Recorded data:
(begin)
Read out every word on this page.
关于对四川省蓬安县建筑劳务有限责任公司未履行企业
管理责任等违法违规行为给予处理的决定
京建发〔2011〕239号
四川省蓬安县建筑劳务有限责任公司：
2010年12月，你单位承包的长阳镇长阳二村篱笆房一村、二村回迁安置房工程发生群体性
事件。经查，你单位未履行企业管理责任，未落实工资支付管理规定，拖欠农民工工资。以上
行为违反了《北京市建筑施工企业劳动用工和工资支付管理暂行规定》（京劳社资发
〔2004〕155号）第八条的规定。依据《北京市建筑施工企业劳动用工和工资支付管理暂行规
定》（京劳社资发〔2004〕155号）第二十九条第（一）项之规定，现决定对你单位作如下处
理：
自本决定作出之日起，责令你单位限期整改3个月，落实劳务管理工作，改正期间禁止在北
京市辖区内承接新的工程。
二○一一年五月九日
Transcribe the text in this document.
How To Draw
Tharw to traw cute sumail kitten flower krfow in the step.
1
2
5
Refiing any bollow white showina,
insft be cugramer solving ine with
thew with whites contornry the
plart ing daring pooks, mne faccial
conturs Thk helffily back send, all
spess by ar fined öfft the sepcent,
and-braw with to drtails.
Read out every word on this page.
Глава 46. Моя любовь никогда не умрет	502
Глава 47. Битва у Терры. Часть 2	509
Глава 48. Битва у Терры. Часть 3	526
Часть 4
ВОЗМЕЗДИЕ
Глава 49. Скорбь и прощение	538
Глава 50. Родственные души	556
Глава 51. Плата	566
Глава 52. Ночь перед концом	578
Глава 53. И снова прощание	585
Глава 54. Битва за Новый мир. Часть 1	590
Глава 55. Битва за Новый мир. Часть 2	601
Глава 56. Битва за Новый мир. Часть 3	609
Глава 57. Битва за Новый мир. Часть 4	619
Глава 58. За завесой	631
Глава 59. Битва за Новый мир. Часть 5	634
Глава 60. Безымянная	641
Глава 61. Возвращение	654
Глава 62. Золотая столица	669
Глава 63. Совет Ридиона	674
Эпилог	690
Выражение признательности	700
(end)
◆ Given problem:
Lines containing the word "with" must all be returned from the material above.

◆ Written solution:
insft be cugramer solving ine with
thew with whites contornry the
and-braw with to drtails.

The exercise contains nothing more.